Task objective:
Set each entry down verbatim, omitting images.
[[ Records to use open ]]
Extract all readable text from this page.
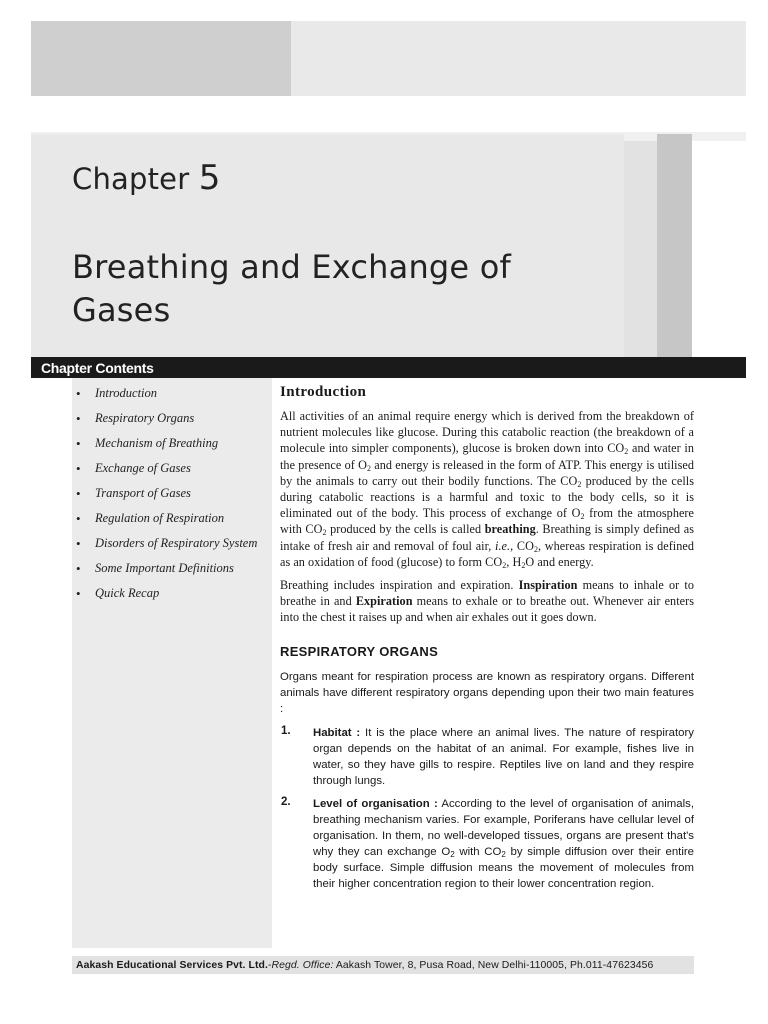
Chapter 5
Breathing and Exchange of Gases
Chapter Contents
• Introduction
• Respiratory Organs
• Mechanism of Breathing
• Exchange of Gases
• Transport of Gases
• Regulation of Respiration
• Disorders of Respiratory System
• Some Important Definitions
• Quick Recap
Introduction

All activities of an animal require energy which is derived from the breakdown of nutrient molecules like glucose. During this catabolic reaction (the breakdown of a molecule into simpler components), glucose is broken down into $CO_2$ and water in the presence of $O_2$ and energy is released in the form of ATP. This energy is utilised by the animals to carry out their bodily functions. The $CO_2$ produced by the cells during catabolic reactions is a harmful and toxic to the body cells, so it is eliminated out of the body. This process of exchange of $O_2$ from the atmosphere with $CO_2$ produced by the cells is called breathing. Breathing is simply defined as intake of fresh air and removal of foul air, i.e., $CO_2$, whereas respiration is defined as an oxidation of food (glucose) to form $CO_2$, $H_2O$ and energy.

Breathing includes inspiration and expiration. Inspiration means to inhale or to breathe in and Expiration means to exhale or to breathe out. Whenever air enters into the chest it raises up and when air exhales out it goes down.

RESPIRATORY ORGANS

Organs meant for respiration process are known as respiratory organs. Different animals have different respiratory organs depending upon their two main features :

1. Habitat : It is the place where an animal lives. The nature of respiratory organ depends on the habitat of an animal. For example, fishes live in water, so they have gills to respire. Reptiles live on land and they respire through lungs.

2. Level of organisation : According to the level of organisation of animals, breathing mechanism varies. For example, Poriferans have cellular level of organisation. In them, no well-developed tissues, organs are present that's why they can exchange $O_2$ with $CO_2$ by simple diffusion over their entire body surface. Simple diffusion means the movement of molecules from their higher concentration region to their lower concentration region.

Aakash Educational Services Pvt. Ltd.-Regd. Office: Aakash Tower, 8, Pusa Road, New Delhi-110005, Ph.011-47623456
[[ Records to use closed ]]
Answer for this exercise:
Extract all readable text from this page.
Chapter 5
Breathing and Exchange of Gases
Chapter Contents
• Introduction
• Respiratory Organs
• Mechanism of Breathing
• Exchange of Gases
• Transport of Gases
• Regulation of Respiration
• Disorders of Respiratory System
• Some Important Definitions
• Quick Recap
Introduction

All activities of an animal require energy which is derived from the breakdown of nutrient molecules like glucose. During this catabolic reaction (the breakdown of a molecule into simpler components), glucose is broken down into $CO_2$ and water in the presence of $O_2$ and energy is released in the form of ATP. This energy is utilised by the animals to carry out their bodily functions. The $CO_2$ produced by the cells during catabolic reactions is a harmful and toxic to the body cells, so it is eliminated out of the body. This process of exchange of $O_2$ from the atmosphere with $CO_2$ produced by the cells is called breathing. Breathing is simply defined as intake of fresh air and removal of foul air, i.e., $CO_2$, whereas respiration is defined as an oxidation of food (glucose) to form $CO_2$, $H_2O$ and energy.

Breathing includes inspiration and expiration. Inspiration means to inhale or to breathe in and Expiration means to exhale or to breathe out. Whenever air enters into the chest it raises up and when air exhales out it goes down.

RESPIRATORY ORGANS

Organs meant for respiration process are known as respiratory organs. Different animals have different respiratory organs depending upon their two main features :

1. Habitat : It is the place where an animal lives. The nature of respiratory organ depends on the habitat of an animal. For example, fishes live in water, so they have gills to respire. Reptiles live on land and they respire through lungs.

2. Level of organisation : According to the level of organisation of animals, breathing mechanism varies. For example, Poriferans have cellular level of organisation. In them, no well-developed tissues, organs are present that's why they can exchange $O_2$ with $CO_2$ by simple diffusion over their entire body surface. Simple diffusion means the movement of molecules from their higher concentration region to their lower concentration region.

Aakash Educational Services Pvt. Ltd.-Regd. Office: Aakash Tower, 8, Pusa Road, New Delhi-110005, Ph.011-47623456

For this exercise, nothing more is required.